Given request:
Filter the records below down to lines containing "غررالأحكام".

Data extract:
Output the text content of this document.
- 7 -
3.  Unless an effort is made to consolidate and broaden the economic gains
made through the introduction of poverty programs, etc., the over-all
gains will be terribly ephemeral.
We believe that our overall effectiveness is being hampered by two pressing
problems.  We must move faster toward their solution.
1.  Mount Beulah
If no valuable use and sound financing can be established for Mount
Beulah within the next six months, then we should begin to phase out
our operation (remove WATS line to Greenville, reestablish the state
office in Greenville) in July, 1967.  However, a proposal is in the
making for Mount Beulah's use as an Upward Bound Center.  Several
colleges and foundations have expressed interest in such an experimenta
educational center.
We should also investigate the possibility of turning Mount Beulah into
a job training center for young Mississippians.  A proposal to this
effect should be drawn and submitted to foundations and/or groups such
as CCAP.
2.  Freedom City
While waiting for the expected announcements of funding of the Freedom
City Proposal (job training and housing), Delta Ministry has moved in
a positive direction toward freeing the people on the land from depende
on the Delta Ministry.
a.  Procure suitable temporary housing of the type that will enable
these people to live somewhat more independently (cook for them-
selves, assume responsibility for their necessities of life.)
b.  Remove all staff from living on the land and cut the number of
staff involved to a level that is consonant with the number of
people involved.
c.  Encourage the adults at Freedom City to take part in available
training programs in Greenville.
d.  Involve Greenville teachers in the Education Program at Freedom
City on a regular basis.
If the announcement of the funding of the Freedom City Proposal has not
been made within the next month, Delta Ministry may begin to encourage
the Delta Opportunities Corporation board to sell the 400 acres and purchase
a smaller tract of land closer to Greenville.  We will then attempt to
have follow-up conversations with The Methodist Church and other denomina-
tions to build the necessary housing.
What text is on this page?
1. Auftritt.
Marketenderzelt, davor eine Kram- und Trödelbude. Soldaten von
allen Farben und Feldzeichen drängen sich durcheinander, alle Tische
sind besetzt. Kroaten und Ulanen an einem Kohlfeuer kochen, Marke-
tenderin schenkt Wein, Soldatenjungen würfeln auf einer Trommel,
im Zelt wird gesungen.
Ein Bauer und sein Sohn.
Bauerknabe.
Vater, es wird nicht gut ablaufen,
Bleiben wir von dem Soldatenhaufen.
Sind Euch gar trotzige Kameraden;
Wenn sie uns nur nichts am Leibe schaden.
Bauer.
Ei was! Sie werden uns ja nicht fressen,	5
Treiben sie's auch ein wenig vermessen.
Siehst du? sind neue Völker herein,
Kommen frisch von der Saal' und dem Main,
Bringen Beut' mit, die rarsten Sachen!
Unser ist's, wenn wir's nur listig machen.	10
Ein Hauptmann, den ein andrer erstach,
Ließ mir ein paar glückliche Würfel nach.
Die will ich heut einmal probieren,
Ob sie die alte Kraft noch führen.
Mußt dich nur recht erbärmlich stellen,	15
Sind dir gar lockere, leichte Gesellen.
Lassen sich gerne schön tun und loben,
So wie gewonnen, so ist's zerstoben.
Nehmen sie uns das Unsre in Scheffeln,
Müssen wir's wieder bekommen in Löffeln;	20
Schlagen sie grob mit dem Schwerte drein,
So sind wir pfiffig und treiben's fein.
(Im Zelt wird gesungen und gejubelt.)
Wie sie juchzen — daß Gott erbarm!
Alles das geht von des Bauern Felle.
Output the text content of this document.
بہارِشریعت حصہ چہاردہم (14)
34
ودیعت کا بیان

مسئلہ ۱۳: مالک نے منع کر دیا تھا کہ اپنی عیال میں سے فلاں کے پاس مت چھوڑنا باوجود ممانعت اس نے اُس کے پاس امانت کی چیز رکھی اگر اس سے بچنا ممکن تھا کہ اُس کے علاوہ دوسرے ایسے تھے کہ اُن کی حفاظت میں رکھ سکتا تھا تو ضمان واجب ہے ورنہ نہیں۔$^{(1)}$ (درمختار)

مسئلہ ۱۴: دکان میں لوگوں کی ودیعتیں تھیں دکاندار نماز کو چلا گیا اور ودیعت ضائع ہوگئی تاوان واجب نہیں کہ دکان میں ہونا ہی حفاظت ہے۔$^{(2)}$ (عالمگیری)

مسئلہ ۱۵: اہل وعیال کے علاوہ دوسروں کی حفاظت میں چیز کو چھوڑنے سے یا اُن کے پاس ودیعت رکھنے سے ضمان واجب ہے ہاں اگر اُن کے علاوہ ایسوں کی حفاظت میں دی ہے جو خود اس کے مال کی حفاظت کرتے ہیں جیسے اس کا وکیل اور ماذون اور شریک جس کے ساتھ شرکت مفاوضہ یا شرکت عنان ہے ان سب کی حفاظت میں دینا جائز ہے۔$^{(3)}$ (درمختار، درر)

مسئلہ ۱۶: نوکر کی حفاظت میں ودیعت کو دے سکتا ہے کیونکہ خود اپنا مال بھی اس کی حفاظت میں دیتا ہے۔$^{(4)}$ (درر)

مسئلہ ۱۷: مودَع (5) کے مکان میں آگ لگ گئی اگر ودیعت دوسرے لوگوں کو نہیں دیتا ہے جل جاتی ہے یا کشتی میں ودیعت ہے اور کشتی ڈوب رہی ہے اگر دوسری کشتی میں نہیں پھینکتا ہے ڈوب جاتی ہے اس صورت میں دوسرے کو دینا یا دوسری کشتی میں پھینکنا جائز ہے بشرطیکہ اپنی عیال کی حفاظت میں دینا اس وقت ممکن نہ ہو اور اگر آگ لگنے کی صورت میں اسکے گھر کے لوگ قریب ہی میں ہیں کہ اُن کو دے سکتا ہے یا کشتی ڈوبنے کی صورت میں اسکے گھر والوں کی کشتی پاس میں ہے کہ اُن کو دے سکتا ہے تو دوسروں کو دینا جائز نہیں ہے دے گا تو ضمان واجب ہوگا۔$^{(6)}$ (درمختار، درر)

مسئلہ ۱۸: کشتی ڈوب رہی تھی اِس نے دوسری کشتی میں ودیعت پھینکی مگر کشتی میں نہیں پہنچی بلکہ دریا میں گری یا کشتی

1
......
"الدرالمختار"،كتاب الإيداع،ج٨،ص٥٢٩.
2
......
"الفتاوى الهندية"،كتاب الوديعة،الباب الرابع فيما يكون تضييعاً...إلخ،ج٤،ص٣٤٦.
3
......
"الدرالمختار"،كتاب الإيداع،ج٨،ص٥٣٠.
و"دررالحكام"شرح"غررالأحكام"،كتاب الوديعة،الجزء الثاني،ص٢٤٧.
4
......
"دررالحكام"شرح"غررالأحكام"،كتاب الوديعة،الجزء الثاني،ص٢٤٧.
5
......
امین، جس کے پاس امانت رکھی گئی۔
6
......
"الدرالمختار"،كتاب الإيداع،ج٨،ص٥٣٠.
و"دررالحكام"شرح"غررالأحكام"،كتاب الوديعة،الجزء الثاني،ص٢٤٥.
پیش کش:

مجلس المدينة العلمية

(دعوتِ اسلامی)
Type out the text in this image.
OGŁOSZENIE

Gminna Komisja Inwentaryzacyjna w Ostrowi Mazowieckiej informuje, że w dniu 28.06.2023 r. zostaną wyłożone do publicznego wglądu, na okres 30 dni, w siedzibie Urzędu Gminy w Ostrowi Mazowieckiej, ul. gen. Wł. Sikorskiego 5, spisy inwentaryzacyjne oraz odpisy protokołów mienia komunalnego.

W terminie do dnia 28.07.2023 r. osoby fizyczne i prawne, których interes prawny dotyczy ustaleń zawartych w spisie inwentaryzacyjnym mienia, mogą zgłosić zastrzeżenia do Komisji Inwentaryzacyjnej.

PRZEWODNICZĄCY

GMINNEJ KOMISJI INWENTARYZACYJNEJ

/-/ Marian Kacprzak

Full answer:
و"دررالحكام"شرح"غررالأحكام"،كتاب الوديعة،الجزء الثاني،ص٢٤٧.
"دررالحكام"شرح"غررالأحكام"،كتاب الوديعة،الجزء الثاني،ص٢٤٧.
و"دررالحكام"شرح"غررالأحكام"،كتاب الوديعة،الجزء الثاني،ص٢٤٥.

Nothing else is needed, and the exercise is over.